**PROBLEM DESCRIPTION**
List each line of the data that holds the string "this".

(Items from a figure collection)
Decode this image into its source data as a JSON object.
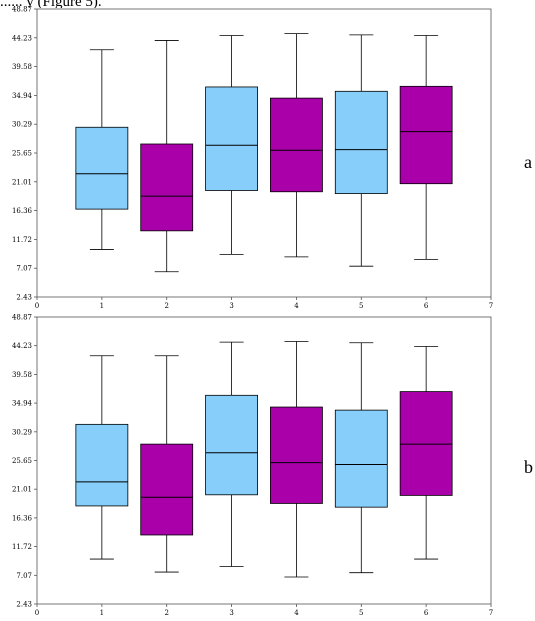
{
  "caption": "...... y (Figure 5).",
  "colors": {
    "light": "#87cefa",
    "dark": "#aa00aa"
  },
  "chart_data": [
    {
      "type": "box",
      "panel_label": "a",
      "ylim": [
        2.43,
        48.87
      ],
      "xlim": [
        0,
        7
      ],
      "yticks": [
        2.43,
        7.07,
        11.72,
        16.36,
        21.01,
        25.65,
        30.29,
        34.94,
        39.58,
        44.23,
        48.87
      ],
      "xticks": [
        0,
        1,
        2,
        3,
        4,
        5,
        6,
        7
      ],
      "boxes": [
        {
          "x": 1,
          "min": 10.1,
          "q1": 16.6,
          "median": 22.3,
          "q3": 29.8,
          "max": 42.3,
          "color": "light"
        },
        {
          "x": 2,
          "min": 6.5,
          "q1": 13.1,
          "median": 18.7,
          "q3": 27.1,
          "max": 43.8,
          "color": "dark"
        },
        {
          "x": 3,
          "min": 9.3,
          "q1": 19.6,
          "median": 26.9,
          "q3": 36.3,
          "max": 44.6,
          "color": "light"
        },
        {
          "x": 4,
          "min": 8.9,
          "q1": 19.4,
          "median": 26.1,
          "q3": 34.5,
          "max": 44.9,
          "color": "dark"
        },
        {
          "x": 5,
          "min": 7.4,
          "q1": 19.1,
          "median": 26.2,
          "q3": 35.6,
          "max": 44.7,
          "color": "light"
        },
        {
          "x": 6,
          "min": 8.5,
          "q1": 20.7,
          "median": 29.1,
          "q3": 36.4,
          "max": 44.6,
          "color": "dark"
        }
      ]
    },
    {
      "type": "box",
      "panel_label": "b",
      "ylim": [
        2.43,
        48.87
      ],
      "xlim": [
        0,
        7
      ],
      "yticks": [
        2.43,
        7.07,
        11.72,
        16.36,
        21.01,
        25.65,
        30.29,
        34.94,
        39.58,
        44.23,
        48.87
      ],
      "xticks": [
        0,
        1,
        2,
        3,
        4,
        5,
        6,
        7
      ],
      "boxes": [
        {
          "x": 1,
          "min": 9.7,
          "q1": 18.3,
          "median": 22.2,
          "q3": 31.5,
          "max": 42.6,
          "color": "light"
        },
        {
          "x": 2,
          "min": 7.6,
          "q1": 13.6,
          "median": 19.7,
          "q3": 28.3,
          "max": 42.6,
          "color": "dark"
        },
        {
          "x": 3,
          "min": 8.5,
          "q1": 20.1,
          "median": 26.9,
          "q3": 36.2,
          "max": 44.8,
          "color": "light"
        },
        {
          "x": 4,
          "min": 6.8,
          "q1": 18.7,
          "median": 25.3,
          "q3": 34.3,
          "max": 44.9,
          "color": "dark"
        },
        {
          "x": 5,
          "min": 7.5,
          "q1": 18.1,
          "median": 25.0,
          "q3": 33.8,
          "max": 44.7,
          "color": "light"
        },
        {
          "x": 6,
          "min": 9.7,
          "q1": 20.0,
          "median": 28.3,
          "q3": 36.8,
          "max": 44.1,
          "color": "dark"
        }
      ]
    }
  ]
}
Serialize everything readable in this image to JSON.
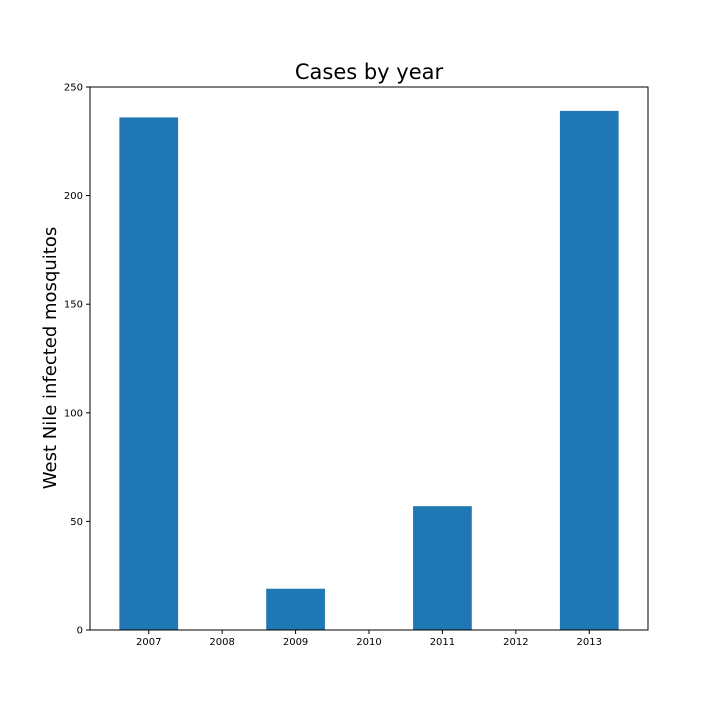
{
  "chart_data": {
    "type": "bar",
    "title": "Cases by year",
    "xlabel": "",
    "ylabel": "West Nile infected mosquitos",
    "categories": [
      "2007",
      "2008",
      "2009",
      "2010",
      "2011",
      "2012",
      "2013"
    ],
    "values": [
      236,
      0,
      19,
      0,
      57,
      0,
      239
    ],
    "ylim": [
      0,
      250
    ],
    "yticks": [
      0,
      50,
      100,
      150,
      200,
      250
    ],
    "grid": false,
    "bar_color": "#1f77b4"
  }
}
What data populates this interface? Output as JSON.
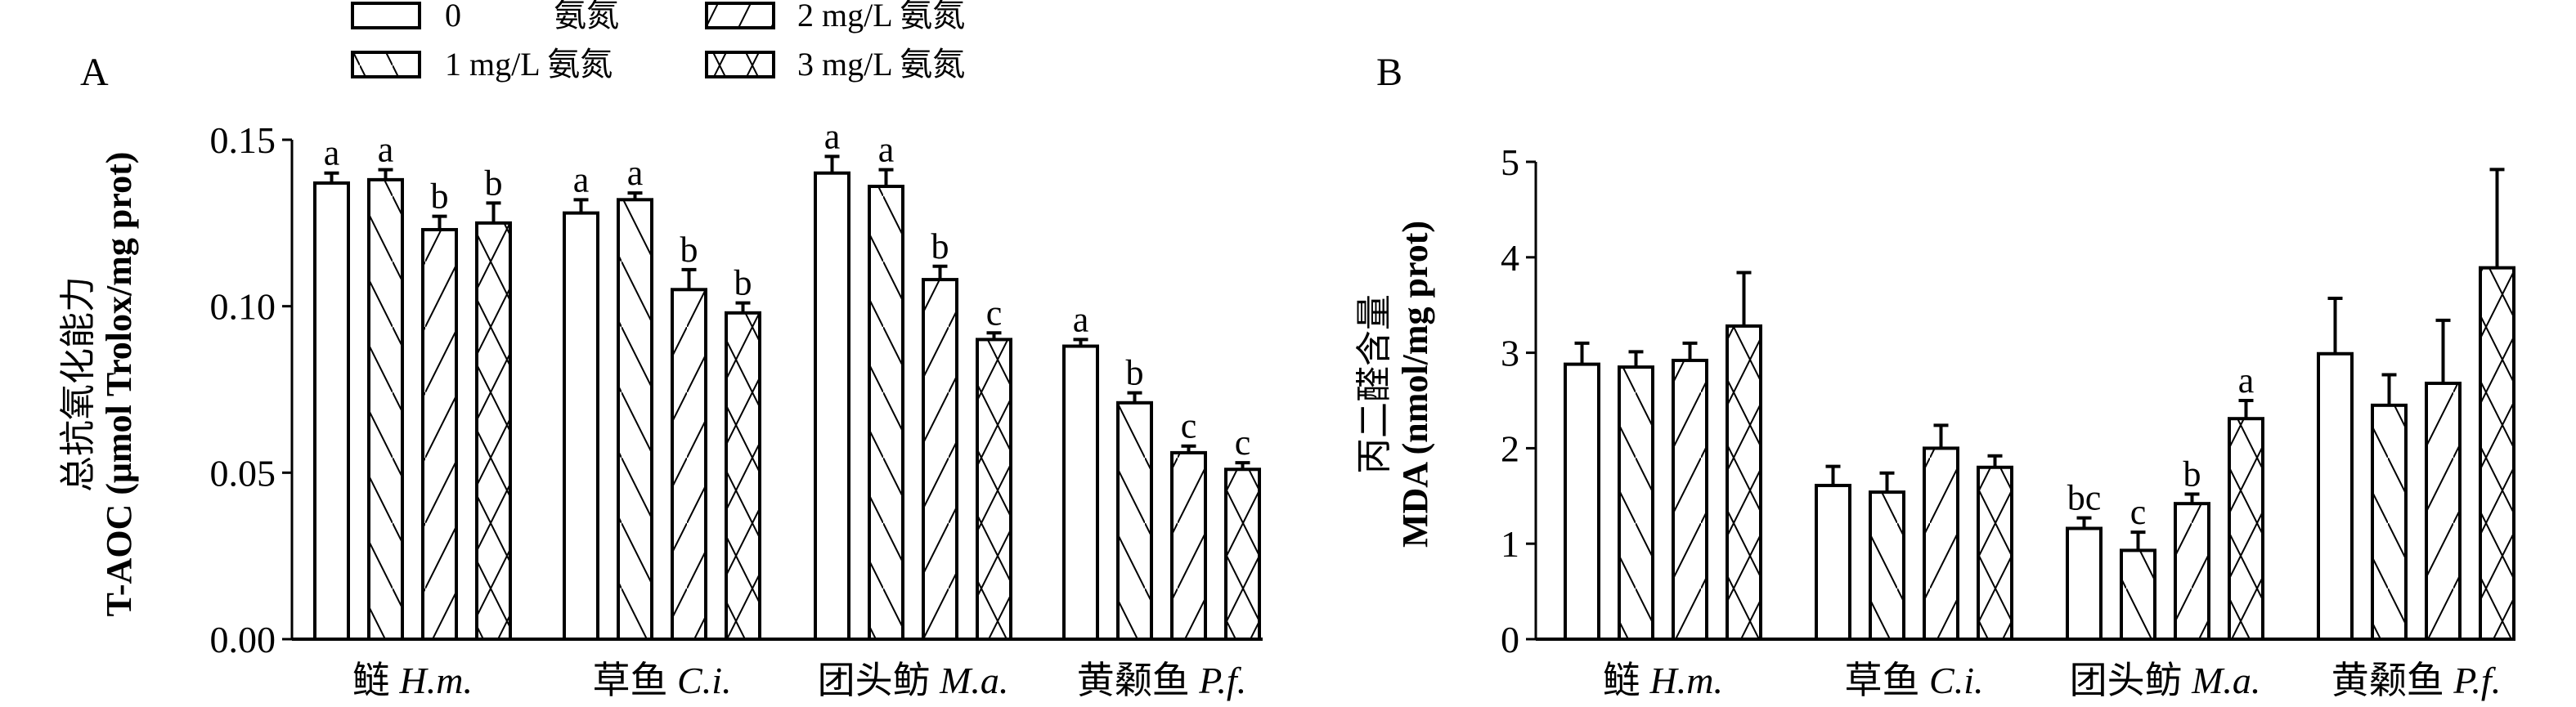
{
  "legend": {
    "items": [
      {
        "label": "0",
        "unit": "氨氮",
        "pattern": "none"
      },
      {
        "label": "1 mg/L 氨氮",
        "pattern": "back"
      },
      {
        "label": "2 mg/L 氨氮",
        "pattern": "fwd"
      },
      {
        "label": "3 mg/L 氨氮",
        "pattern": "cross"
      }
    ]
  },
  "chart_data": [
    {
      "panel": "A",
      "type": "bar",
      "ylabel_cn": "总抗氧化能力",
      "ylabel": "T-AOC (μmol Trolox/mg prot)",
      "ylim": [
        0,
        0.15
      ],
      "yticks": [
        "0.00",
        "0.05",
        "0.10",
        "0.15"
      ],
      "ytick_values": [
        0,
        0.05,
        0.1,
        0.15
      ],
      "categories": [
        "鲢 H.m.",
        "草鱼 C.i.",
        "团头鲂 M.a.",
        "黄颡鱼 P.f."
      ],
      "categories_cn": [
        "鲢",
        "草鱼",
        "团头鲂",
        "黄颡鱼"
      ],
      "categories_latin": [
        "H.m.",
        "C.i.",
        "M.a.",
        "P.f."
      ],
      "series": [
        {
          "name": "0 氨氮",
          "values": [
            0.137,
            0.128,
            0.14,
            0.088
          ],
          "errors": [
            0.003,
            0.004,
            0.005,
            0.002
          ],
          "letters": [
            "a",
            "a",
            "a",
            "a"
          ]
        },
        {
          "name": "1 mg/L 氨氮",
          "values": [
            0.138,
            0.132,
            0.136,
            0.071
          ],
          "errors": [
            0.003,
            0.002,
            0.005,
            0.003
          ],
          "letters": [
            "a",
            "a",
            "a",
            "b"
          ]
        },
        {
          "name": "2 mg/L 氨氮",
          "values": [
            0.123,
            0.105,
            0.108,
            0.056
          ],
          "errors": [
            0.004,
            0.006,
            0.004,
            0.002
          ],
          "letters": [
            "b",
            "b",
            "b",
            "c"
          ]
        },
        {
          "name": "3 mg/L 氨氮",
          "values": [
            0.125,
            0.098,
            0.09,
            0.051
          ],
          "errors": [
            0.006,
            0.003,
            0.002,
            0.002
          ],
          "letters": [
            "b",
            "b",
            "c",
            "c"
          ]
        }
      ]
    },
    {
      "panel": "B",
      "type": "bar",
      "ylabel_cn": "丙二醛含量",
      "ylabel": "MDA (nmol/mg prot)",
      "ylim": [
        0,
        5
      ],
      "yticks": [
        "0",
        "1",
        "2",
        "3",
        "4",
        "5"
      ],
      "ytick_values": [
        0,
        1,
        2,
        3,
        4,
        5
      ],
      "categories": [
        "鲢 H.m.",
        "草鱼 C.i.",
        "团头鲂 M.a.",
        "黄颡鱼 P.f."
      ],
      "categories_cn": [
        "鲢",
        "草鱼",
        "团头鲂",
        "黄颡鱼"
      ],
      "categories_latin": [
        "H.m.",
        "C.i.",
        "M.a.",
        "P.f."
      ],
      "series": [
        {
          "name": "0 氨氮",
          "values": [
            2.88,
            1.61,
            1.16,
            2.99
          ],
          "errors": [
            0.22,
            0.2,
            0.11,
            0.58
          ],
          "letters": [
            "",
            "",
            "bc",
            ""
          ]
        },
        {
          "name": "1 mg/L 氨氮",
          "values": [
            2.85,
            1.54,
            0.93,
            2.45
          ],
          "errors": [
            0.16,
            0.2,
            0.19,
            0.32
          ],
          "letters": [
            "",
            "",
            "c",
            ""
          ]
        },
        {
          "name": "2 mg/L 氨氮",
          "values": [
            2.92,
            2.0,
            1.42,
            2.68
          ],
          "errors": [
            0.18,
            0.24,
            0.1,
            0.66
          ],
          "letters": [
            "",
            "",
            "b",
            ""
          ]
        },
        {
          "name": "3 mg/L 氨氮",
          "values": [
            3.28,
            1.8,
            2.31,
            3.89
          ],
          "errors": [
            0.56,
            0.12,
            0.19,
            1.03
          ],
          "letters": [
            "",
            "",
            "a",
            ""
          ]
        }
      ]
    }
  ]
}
--
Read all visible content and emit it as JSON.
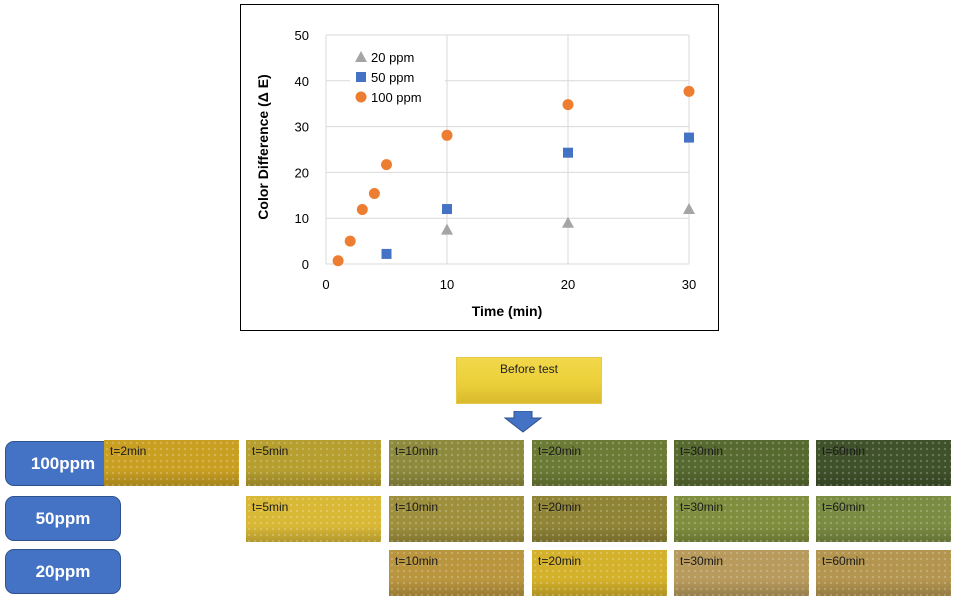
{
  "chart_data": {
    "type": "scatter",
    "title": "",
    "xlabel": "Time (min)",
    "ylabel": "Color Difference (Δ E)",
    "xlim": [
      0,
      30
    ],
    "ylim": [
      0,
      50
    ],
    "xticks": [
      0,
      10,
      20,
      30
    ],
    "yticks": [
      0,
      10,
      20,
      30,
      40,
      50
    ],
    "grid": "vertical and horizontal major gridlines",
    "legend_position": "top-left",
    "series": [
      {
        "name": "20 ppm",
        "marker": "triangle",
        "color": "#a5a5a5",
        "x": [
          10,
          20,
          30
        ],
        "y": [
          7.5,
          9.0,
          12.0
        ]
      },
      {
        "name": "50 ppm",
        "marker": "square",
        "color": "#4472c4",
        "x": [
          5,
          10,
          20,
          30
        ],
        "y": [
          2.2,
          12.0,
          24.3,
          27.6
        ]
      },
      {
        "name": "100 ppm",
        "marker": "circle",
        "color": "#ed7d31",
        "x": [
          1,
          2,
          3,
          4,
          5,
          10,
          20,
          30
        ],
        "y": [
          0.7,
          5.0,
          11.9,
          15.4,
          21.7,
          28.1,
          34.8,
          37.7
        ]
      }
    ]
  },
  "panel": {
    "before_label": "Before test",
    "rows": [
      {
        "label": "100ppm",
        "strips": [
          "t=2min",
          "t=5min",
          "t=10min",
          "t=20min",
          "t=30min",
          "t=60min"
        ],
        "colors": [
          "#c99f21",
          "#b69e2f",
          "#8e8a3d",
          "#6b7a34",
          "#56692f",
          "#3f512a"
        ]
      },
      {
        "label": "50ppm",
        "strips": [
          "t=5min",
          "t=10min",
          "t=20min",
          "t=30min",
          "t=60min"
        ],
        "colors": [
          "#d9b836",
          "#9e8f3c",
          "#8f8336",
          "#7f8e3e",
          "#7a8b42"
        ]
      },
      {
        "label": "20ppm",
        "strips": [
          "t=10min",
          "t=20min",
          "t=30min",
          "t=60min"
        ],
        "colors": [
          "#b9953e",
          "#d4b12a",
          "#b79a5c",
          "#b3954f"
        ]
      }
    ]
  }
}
* * *
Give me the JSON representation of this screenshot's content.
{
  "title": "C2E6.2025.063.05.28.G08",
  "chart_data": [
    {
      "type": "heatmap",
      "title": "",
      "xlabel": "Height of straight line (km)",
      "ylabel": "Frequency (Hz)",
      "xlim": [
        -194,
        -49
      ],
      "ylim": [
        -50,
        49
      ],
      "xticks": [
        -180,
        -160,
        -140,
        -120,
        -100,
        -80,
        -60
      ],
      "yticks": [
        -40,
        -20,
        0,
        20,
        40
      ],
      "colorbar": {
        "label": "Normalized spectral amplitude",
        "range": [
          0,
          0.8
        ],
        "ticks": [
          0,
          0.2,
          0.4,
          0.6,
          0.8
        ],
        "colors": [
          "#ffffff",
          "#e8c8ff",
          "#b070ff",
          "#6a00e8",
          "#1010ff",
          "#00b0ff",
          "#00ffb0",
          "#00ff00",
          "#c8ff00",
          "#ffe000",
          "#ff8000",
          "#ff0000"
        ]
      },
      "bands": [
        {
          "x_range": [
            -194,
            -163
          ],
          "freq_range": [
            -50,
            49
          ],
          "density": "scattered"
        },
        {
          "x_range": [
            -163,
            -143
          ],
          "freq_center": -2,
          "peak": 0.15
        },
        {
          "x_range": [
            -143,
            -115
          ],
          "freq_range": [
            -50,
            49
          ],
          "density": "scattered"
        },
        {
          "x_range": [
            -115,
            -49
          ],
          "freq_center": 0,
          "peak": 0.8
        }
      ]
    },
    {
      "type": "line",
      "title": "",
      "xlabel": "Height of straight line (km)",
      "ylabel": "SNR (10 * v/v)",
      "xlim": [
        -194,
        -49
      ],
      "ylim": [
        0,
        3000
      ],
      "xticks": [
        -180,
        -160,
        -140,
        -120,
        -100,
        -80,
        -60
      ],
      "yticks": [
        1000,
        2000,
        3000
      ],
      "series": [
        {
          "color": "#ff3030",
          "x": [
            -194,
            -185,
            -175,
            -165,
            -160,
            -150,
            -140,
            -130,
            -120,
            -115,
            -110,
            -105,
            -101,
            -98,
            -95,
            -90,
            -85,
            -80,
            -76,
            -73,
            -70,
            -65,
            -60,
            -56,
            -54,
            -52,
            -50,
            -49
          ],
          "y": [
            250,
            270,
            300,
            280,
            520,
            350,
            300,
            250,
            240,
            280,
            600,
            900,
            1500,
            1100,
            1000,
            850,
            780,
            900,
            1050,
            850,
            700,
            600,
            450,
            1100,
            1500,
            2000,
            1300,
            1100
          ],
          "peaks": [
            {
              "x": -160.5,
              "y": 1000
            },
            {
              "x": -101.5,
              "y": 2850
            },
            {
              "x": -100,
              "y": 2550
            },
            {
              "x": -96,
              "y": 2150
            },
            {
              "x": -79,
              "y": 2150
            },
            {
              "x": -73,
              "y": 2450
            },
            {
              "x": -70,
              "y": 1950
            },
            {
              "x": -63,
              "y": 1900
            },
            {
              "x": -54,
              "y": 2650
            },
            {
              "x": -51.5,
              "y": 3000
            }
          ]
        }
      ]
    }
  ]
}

**ANSWER BELOW**
Decode this image into its source data as a JSON object.
Serialize everything readable in this image to JSON.
What data populates this interface? Output as JSON.
Give me the JSON representation of this screenshot's content.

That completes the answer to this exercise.